### Passage shown

# How would you go about introducing somebody to 20th century classical music?



## Dedalus (Jun 27, 2014)

Where would you start? What are the best pieces or what is the best path to ease somebody into this era of music? Or do you just throw them right into the deep end and see if they swim?


----------



## Becca (Feb 5, 2015)

Which 20th century classical music? It seems to have changed significantly about every 15 years - Mahler, Strauss, Stravinsky, Sibelius, Nielsen, Berg, Webern, Schoenberg, Bartok, Hindemith, Shostakovich, Britten, Tippett, Messaien, Boulez, Stockhausen, Ligeti, Lutoslawski etc., etc. Something for everyone! Even Rimsky-Korsakov was still active in the very early years of the century.


----------



## Dedalus (Jun 27, 2014)

The thornier and more modern stuff. Like 12 tone Schoenberg to Boulez, Xenakis and the like.


----------



## Chronochromie (May 17, 2014)

I thought I knew, then _that_ thread happened. Now I don't even know if someone will find this too crazy and dissonant.

### Provided data
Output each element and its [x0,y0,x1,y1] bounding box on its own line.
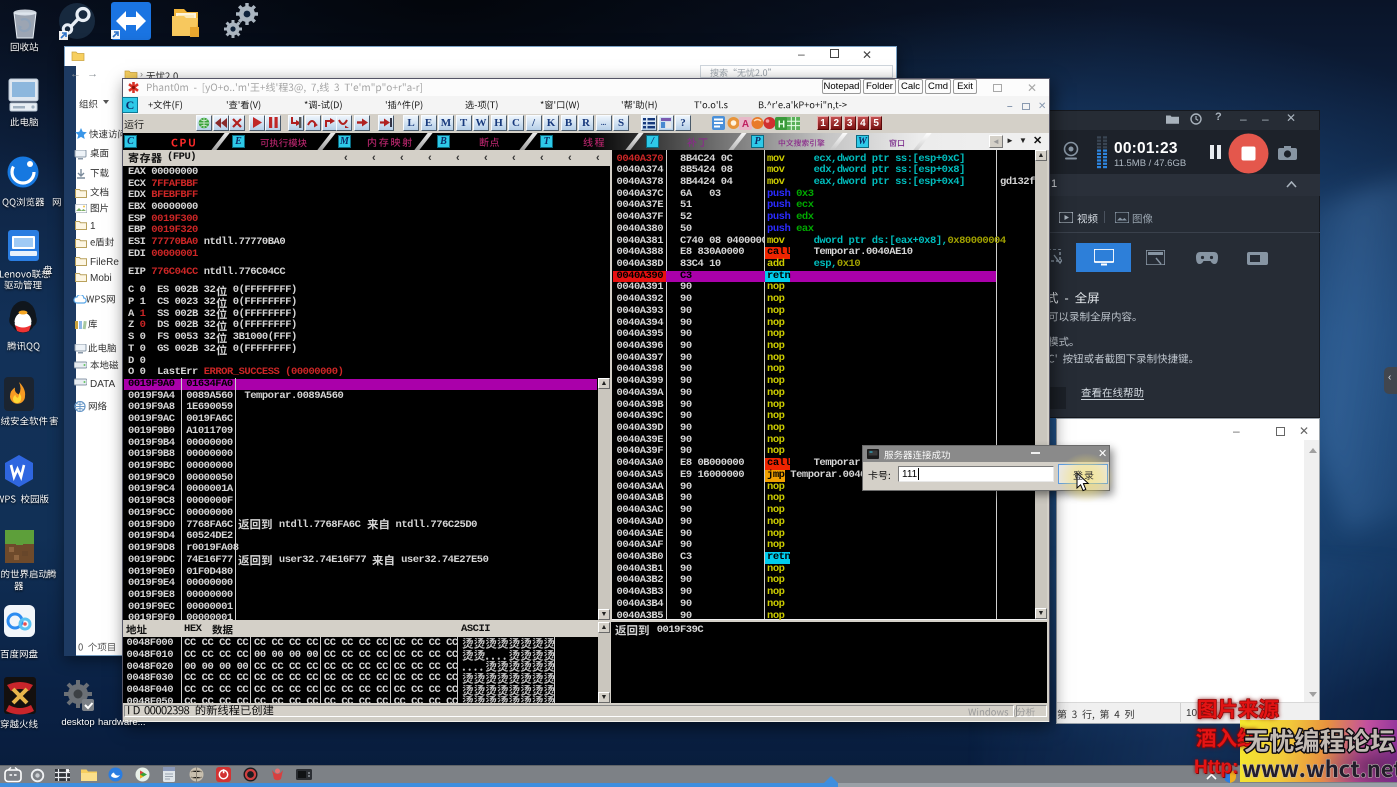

==

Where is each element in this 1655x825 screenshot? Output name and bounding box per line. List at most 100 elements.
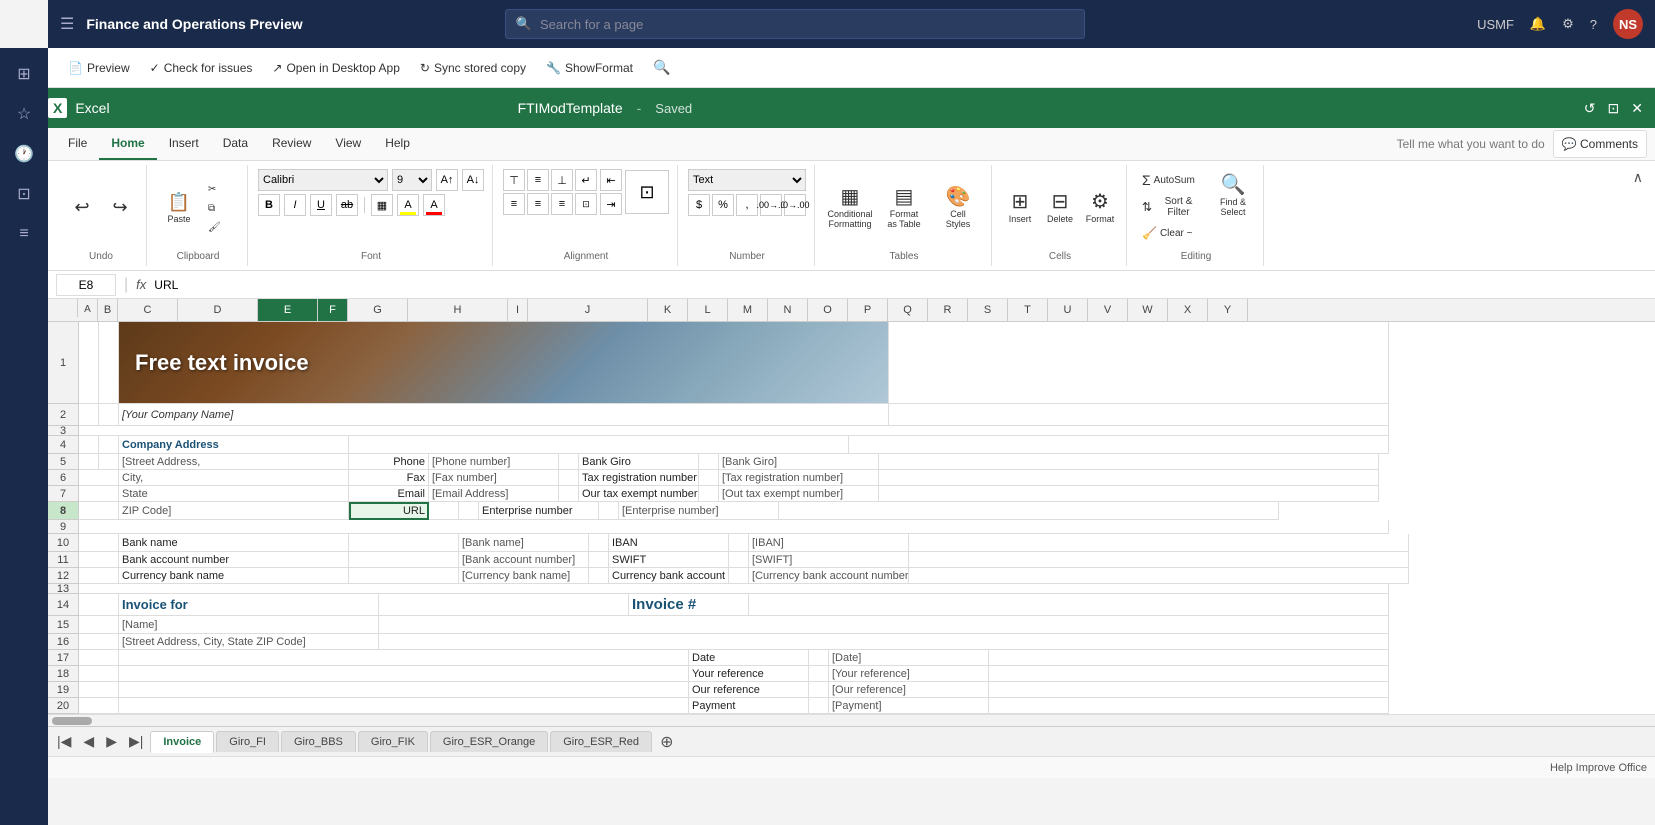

### Objectives
1. Answer these about the thread on 20th century classical music:
(a) What does Dedalus ask about throwing someone right into?
(b) According to Becca, roughly how often did the music change significantly?
(c) Which composer does Becca say was still active in the very early years of the century?
2. In the thread on 20th century classical music, rewrite the paragraph beginning "Which 20th century classical music?" as a short list that keeps its main facts.
3. Carry on the thread about introducing someone to 20th century classical music, starting after its last post.
The rows have nothing to do with the forum thread.

### Final answers
1.
(a) The deep end
(b) About every 15 years
(c) Rimsky-Korsakov

2.
- 20th century classical music changed significantly about every 15 years.
- Composers across the period include Mahler, Strauss, Stravinsky, Sibelius, Nielsen, Berg, Webern, Schoenberg, Bartok, Hindemith, Shostakovich, Britten, Tippett, Messaien, Boulez, Stockhausen, Ligeti and Lutoslawski.
- There is something for everyone.
- Rimsky-Korsakov was still active in the century's very early years.

3.
----------



## Magnum Miserium (Aug 15, 2016)

"Pierrot lunaire" with the stipulation that they're not allowed to read about it first.


----------



## Lenny (Jul 19, 2016)

I wouldn't start with purist 12-tone.. Maybe Stravinsky? His music seems to be both accessible, yet modernist at the same time. Then of course these new "medieval" post-modernists, like Pärt.


----------



## Nereffid (Feb 6, 2013)

Dedalus said:


> Where would you start? What are the best pieces or what is the best path to ease somebody into this era of music? Or do you just throw them right into the deep end and see if they swim?


I threw myself in at the deep end and found enough flotsam to cling to. But there were some very alarming waves, not to mention sharks and pirates. Am I stretching the metaphor too far?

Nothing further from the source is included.